■ Written exercise:
Gather all lines in the data that hold the string "text".

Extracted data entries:

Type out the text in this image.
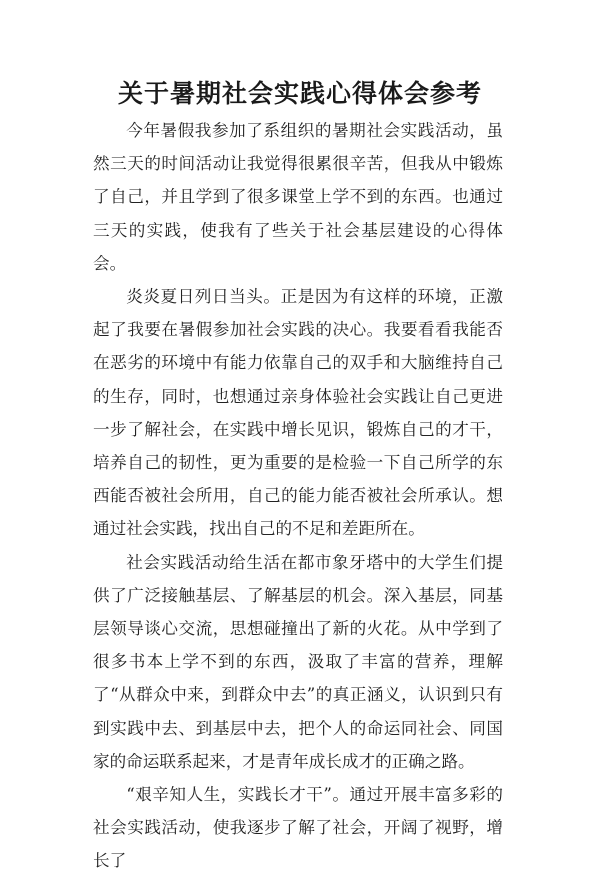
关于暑期社会实践心得体会参考

今年暑假我参加了系组织的暑期社会实践活动，虽然三天的时间活动让我觉得很累很辛苦，但我从中锻炼了自己，并且学到了很多课堂上学不到的东西。也通过三天的实践，使我有了些关于社会基层建设的心得体会。

炎炎夏日列日当头。正是因为有这样的环境，正激起了我要在暑假参加社会实践的决心。我要看看我能否在恶劣的环境中有能力依靠自己的双手和大脑维持自己的生存，同时，也想通过亲身体验社会实践让自己更进一步了解社会，在实践中增长见识，锻炼自己的才干，培养自己的韧性，更为重要的是检验一下自己所学的东西能否被社会所用，自己的能力能否被社会所承认。想通过社会实践，找出自己的不足和差距所在。

社会实践活动给生活在都市象牙塔中的大学生们提供了广泛接触基层、了解基层的机会。深入基层，同基层领导谈心交流，思想碰撞出了新的火花。从中学到了很多书本上学不到的东西，汲取了丰富的营养，理解了“从群众中来，到群众中去”的真正涵义，认识到只有到实践中去、到基层中去，把个人的命运同社会、同国家的命运联系起来，才是青年成长成才的正确之路。

“艰辛知人生，实践长才干”。通过开展丰富多彩的社会实践活动，使我逐步了解了社会，开阔了视野，增长了
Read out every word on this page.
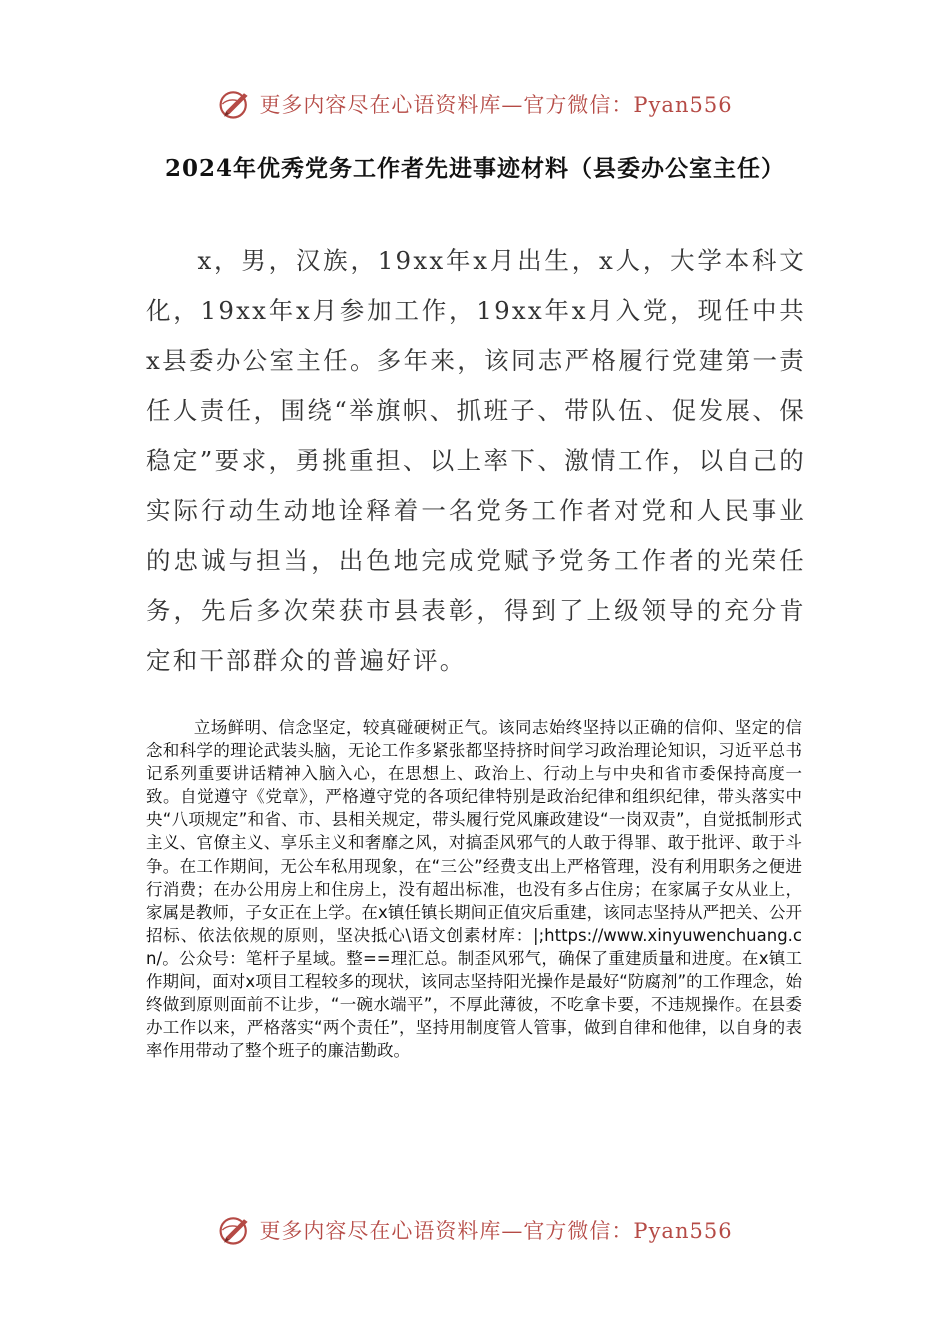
更多内容尽在心语资料库—官方微信：Pyan556
2024年优秀党务工作者先进事迹材料（县委办公室主任）

x，男，汉族，19xx年x月出生，x人，大学本科文化，19xx年x月参加工作，19xx年x月入党，现任中共x县委办公室主任。多年来，该同志严格履行党建第一责任人责任，围绕“举旗帜、抓班子、带队伍、促发展、保稳定”要求，勇挑重担、以上率下、激情工作，以自己的实际行动生动地诠释着一名党务工作者对党和人民事业的忠诚与担当，出色地完成党赋予党务工作者的光荣任务，先后多次荣获市县表彰，得到了上级领导的充分肯定和干部群众的普遍好评。

立场鲜明、信念坚定，较真碰硬树正气。该同志始终坚持以正确的信仰、坚定的信念和科学的理论武装头脑，无论工作多紧张都坚持挤时间学习政治理论知识，习近平总书记系列重要讲话精神入脑入心，在思想上、政治上、行动上与中央和省市委保持高度一致。自觉遵守《党章》，严格遵守党的各项纪律特别是政治纪律和组织纪律，带头落实中央“八项规定”和省、市、县相关规定，带头履行党风廉政建设“一岗双责”，自觉抵制形式主义、官僚主义、享乐主义和奢靡之风，对搞歪风邪气的人敢于得罪、敢于批评、敢于斗争。在工作期间，无公车私用现象，在“三公”经费支出上严格管理，没有利用职务之便进行消费；在办公用房上和住房上，没有超出标准，也没有多占住房；在家属子女从业上，家属是教师，子女正在上学。在x镇任镇长期间正值灾后重建，该同志坚持从严把关、公开招标、依法依规的原则，坚决抵心\语文创素材库：|;https://www.xinyuwenchuang.cn/。公众号：笔杆子星域。整==理汇总。制歪风邪气，确保了重建质量和进度。在x镇工作期间，面对x项目工程较多的现状，该同志坚持阳光操作是最好“防腐剂”的工作理念，始终做到原则面前不让步，“一碗水端平”，不厚此薄彼，不吃拿卡要，不违规操作。在县委办工作以来，严格落实“两个责任”，坚持用制度管人管事，做到自律和他律，以自身的表率作用带动了整个班子的廉洁勤政。

更多内容尽在心语资料库—官方微信：Pyan556
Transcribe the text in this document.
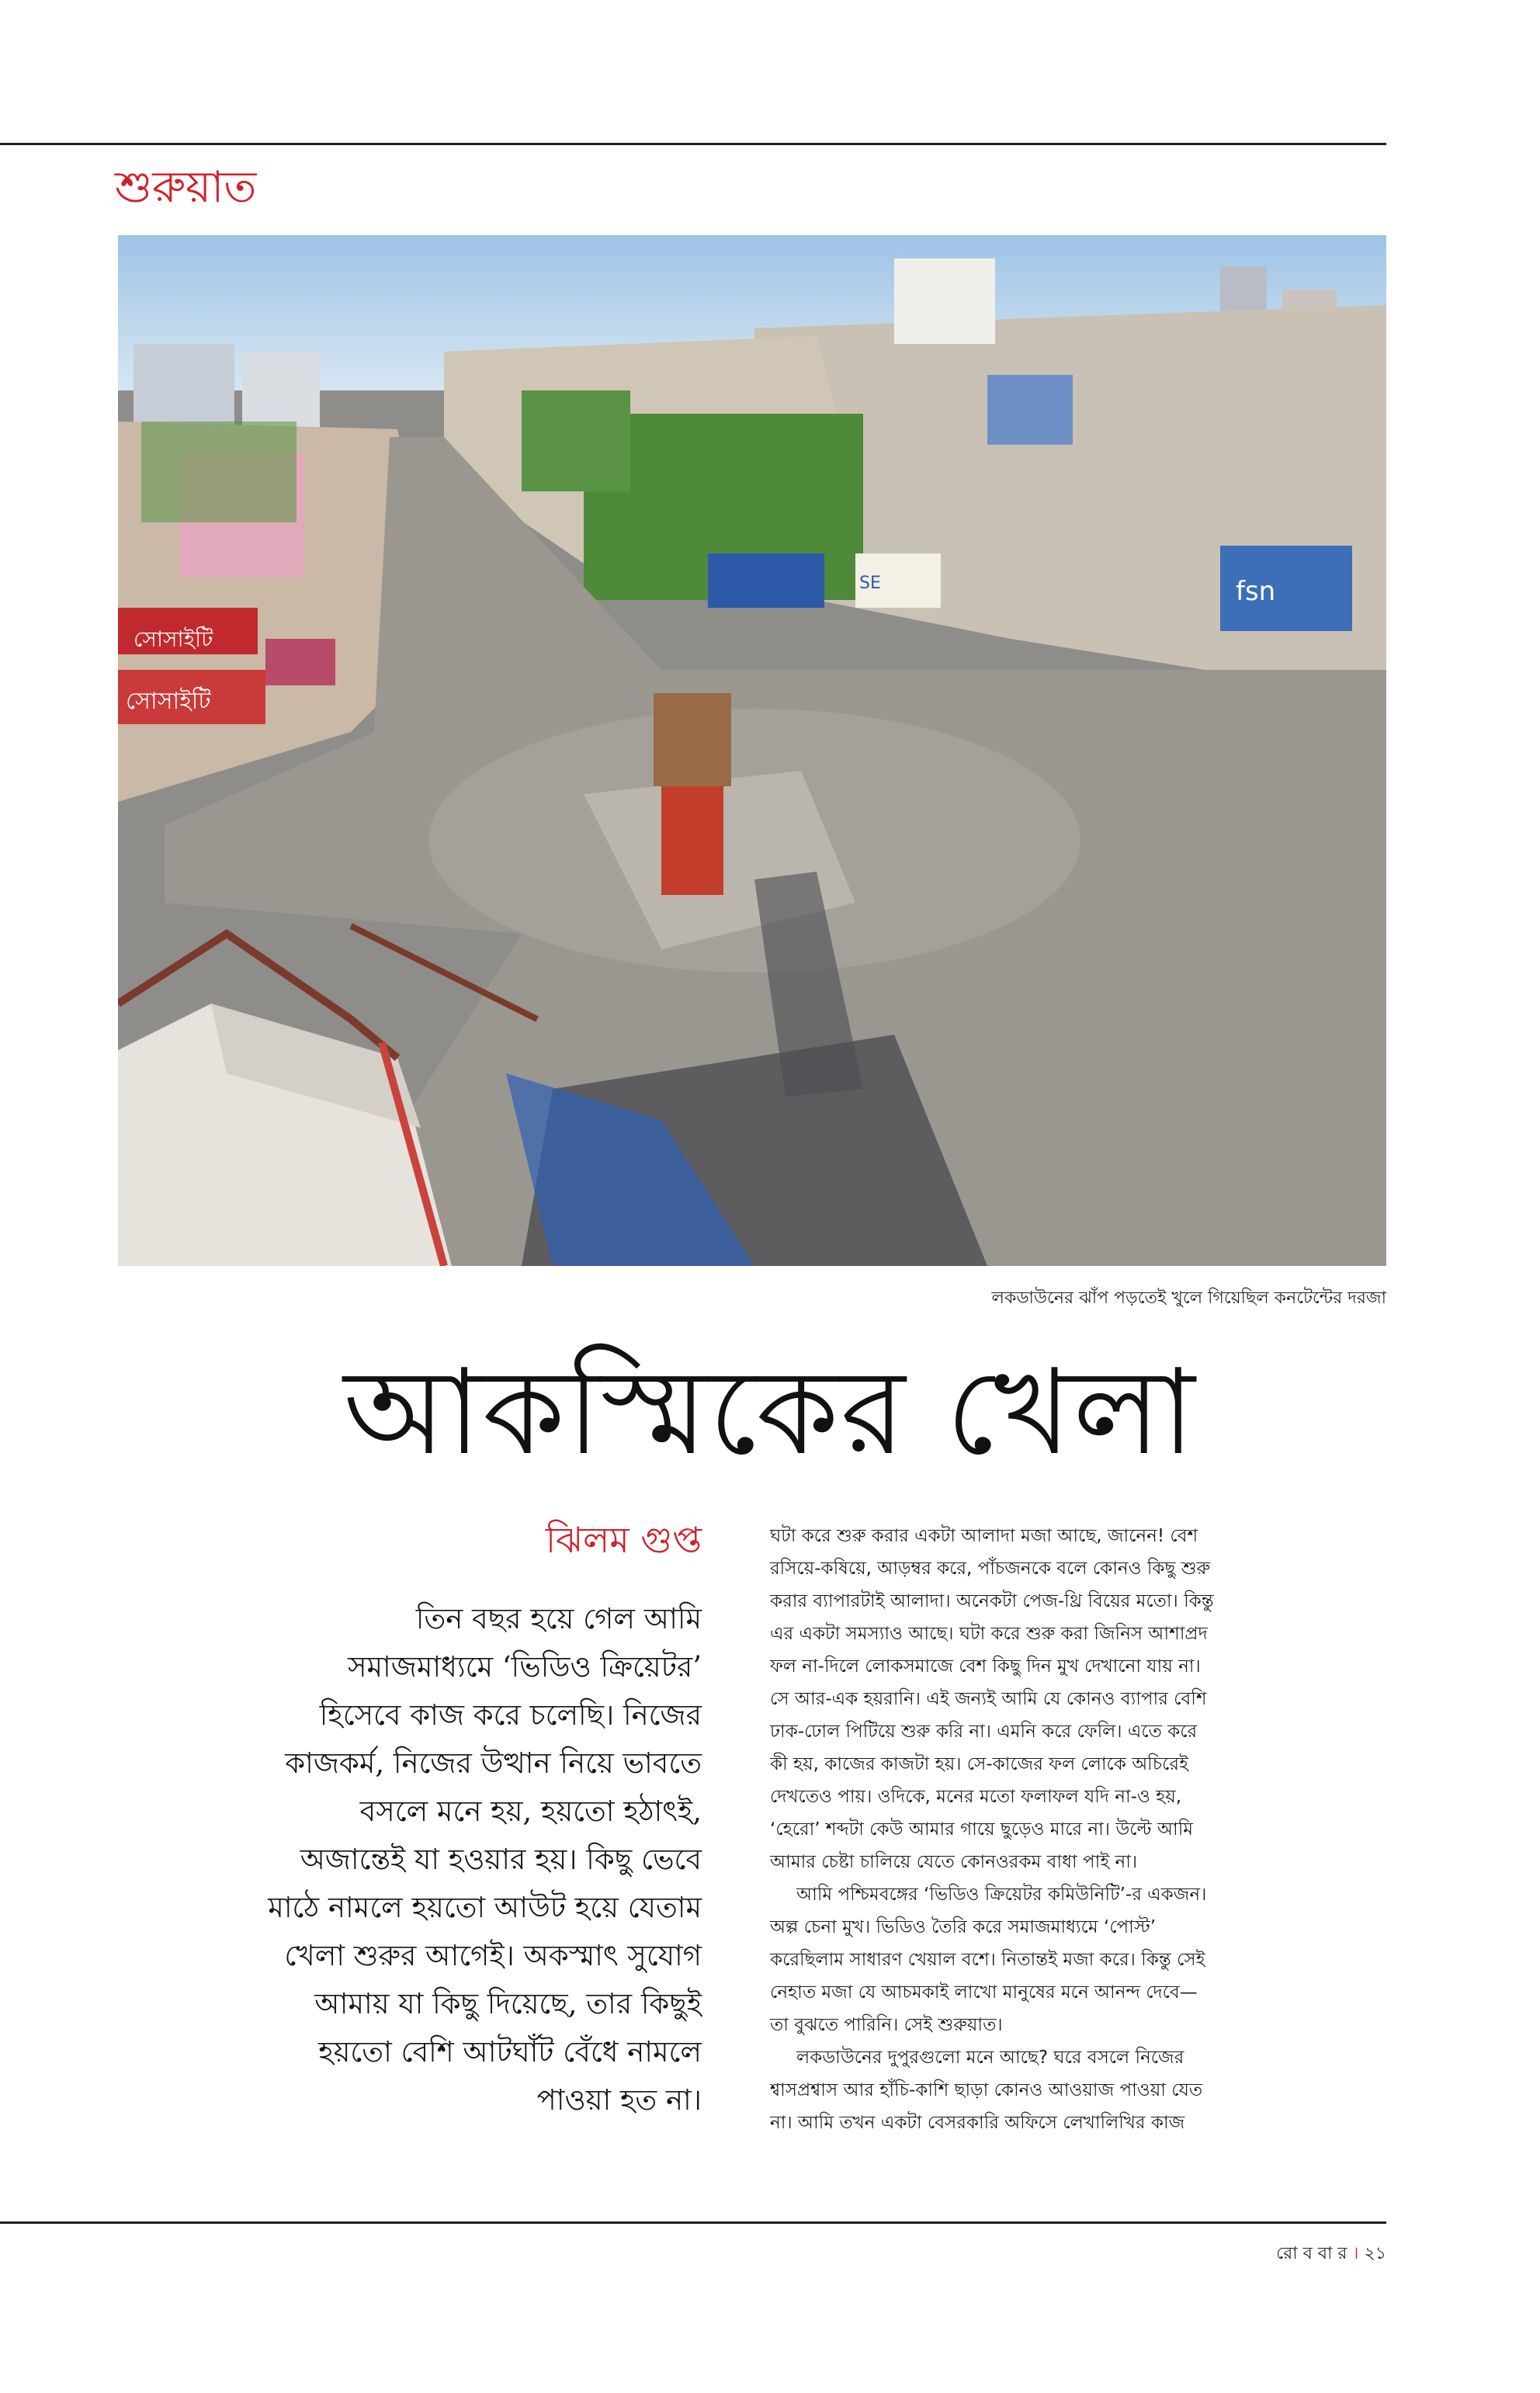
শুরুয়াত
সোসাইটি
সোসাইটি
SE	fsn
লকডাউনের ঝাঁপ পড়তেই খুলে গিয়েছিল কনটেন্টের দরজা
আকস্মিকের খেলা
ঝিলম গুপ্ত
তিন বছর হয়ে গেল আমি
সমাজমাধ্যমে ‘ভিডিও ক্রিয়েটর’
হিসেবে কাজ করে চলেছি। নিজের
কাজকর্ম, নিজের উত্থান নিয়ে ভাবতে
বসলে মনে হয়, হয়তো হঠাৎই,
অজান্তেই যা হওয়ার হয়। কিছু ভেবে
মাঠে নামলে হয়তো আউট হয়ে যেতাম
খেলা শুরুর আগেই। অকস্মাৎ সুযোগ
আমায় যা কিছু দিয়েছে, তার কিছুই
হয়তো বেশি আটঘাঁট বেঁধে নামলে
পাওয়া হত না।
ঘটা করে শুরু করার একটা আলাদা মজা আছে, জানেন! বেশ
রসিয়ে-কষিয়ে, আড়ম্বর করে, পাঁচজনকে বলে কোনও কিছু শুরু
করার ব্যাপারটাই আলাদা। অনেকটা পেজ-থ্রি বিয়ের মতো। কিন্তু
এর একটা সমস্যাও আছে। ঘটা করে শুরু করা জিনিস আশাপ্রদ
ফল না-দিলে লোকসমাজে বেশ কিছু দিন মুখ দেখানো যায় না।
সে আর-এক হয়রানি। এই জন্যই আমি যে কোনও ব্যাপার বেশি
ঢাক-ঢোল পিটিয়ে শুরু করি না। এমনি করে ফেলি। এতে করে
কী হয়, কাজের কাজটা হয়। সে-কাজের ফল লোকে অচিরেই
দেখতেও পায়। ওদিকে, মনের মতো ফলাফল যদি না-ও হয়,
‘হেরো’ শব্দটা কেউ আমার গায়ে ছুড়েও মারে না। উল্টে আমি
আমার চেষ্টা চালিয়ে যেতে কোনওরকম বাধা পাই না।
আমি পশ্চিমবঙ্গের ‘ভিডিও ক্রিয়েটর কমিউনিটি’-র একজন।
অল্প চেনা মুখ। ভিডিও তৈরি করে সমাজমাধ্যমে ‘পোস্ট’
করেছিলাম সাধারণ খেয়াল বশে। নিতান্তই মজা করে। কিন্তু সেই
নেহাত মজা যে আচমকাই লাখো মানুষের মনে আনন্দ দেবে—
তা বুঝতে পারিনি। সেই শুরুয়াত।
লকডাউনের দুপুরগুলো মনে আছে? ঘরে বসলে নিজের
শ্বাসপ্রশ্বাস আর হাঁচি-কাশি ছাড়া কোনও আওয়াজ পাওয়া যেত
না। আমি তখন একটা বেসরকারি অফিসে লেখালিখির কাজ
রো ব বা র । ২১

■ Reply:
Type out the text in this image.
Transcribe the text in this document.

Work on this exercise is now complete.